- _Stated problem_
Give nothing except the number of lines containing the word "Impôts".

○ ○ ○ ○

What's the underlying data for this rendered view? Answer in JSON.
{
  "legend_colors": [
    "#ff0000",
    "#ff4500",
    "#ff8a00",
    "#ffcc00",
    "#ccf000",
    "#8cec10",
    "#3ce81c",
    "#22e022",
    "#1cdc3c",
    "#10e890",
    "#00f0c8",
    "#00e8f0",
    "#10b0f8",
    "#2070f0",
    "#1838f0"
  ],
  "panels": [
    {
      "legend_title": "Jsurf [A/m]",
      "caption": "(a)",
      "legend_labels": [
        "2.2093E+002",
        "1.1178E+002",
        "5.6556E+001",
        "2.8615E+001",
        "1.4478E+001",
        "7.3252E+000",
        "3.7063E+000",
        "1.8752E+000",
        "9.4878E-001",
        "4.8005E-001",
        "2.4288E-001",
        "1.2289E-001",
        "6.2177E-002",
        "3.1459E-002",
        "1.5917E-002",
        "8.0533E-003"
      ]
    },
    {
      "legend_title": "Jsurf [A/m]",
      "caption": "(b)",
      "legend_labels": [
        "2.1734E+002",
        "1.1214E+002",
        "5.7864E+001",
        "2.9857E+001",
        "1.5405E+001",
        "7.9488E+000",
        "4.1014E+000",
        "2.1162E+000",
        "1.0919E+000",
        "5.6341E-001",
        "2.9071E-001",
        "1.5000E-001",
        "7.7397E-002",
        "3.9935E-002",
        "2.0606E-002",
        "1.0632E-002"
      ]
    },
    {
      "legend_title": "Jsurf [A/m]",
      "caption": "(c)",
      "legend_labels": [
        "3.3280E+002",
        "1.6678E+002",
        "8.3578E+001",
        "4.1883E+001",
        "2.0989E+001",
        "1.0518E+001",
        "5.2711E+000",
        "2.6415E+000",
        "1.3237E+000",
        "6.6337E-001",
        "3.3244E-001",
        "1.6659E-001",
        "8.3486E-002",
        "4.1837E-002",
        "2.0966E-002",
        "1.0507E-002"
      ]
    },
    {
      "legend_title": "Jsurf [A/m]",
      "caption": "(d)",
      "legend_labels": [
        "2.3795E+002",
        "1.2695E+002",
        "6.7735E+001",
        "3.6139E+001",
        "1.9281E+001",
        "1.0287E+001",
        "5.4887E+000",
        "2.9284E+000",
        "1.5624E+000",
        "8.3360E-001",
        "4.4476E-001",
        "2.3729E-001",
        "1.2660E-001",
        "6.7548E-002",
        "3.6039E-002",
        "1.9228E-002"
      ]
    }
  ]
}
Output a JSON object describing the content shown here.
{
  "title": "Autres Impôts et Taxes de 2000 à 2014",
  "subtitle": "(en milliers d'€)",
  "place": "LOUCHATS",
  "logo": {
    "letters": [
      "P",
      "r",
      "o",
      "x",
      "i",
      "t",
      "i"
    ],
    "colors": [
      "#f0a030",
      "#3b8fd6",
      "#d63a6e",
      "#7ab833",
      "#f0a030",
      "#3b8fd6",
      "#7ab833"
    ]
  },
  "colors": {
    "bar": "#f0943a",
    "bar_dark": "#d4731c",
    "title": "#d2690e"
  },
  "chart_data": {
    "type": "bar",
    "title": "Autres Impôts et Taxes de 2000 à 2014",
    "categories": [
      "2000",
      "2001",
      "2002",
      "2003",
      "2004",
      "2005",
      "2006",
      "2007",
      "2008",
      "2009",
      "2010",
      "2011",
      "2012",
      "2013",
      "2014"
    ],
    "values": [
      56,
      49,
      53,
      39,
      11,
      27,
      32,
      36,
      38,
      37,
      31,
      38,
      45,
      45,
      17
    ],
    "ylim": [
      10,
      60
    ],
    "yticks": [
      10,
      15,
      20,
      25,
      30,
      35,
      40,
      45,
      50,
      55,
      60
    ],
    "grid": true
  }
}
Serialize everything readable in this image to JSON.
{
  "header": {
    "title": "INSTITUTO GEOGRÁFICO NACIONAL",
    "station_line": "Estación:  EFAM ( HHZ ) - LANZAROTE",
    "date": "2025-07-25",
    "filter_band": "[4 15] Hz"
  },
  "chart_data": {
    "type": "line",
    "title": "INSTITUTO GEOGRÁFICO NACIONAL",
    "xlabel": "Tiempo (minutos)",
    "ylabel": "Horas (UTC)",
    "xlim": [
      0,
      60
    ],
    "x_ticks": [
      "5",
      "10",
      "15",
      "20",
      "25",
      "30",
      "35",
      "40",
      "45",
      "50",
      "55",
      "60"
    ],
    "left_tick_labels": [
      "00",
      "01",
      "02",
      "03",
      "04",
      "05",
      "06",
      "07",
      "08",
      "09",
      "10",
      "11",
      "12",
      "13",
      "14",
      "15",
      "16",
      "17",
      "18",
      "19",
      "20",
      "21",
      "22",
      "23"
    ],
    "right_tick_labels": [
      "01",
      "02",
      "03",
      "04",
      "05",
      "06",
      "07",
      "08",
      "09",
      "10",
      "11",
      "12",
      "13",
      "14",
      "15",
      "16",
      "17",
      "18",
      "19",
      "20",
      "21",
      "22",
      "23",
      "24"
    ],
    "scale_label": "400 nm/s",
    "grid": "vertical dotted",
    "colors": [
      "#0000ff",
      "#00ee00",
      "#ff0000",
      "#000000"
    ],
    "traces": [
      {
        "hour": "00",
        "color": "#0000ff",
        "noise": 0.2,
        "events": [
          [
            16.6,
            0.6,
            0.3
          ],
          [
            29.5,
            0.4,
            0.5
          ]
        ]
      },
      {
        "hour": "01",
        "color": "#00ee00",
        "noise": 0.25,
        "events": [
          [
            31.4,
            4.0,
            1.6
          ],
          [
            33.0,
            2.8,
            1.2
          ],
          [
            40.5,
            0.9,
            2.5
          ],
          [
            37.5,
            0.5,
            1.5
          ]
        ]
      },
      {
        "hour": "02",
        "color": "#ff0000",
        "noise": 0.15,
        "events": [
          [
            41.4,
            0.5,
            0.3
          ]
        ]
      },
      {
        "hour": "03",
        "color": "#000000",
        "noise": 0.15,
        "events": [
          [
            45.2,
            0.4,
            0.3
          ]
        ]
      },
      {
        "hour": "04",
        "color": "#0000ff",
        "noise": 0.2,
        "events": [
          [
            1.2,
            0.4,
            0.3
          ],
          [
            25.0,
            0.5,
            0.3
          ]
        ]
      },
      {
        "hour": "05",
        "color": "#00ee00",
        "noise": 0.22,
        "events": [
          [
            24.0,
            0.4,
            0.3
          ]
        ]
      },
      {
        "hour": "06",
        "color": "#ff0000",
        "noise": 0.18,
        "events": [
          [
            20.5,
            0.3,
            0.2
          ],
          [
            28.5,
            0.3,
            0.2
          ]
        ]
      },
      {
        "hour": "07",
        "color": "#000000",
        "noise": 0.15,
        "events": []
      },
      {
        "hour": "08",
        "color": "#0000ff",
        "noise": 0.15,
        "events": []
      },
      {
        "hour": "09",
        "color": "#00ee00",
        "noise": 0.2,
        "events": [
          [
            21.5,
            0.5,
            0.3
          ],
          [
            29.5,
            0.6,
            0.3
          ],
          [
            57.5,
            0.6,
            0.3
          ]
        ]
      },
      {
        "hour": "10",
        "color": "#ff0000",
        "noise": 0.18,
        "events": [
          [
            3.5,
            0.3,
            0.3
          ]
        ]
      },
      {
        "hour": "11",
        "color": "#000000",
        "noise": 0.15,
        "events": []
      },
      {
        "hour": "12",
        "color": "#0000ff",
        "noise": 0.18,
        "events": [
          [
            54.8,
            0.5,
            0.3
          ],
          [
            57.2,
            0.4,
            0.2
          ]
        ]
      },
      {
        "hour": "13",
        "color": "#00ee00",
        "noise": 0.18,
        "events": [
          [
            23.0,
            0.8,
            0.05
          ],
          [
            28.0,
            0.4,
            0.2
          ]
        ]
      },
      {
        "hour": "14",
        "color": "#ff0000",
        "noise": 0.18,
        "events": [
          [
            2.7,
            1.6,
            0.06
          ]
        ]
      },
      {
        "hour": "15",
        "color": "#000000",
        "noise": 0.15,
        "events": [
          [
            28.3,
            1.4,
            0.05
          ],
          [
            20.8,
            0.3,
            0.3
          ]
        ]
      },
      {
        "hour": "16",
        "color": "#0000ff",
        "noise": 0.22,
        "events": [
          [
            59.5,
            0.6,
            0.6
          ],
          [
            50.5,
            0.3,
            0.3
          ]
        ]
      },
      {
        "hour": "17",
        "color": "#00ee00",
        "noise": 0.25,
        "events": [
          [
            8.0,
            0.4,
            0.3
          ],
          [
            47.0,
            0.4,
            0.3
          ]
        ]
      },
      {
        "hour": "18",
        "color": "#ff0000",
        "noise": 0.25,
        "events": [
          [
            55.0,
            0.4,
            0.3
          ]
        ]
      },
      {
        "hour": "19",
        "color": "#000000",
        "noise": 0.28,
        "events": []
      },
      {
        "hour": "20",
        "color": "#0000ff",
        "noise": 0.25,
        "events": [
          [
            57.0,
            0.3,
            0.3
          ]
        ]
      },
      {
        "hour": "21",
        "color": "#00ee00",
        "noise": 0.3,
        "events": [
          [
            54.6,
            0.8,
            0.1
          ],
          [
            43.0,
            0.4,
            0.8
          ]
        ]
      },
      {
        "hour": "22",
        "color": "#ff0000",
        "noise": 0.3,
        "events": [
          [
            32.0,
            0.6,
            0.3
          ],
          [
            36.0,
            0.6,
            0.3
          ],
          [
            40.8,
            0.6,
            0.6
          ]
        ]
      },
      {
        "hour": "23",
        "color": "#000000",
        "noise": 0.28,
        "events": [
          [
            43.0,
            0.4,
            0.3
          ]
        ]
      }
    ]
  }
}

○ ○ ○ ○

- _Worked solution_
2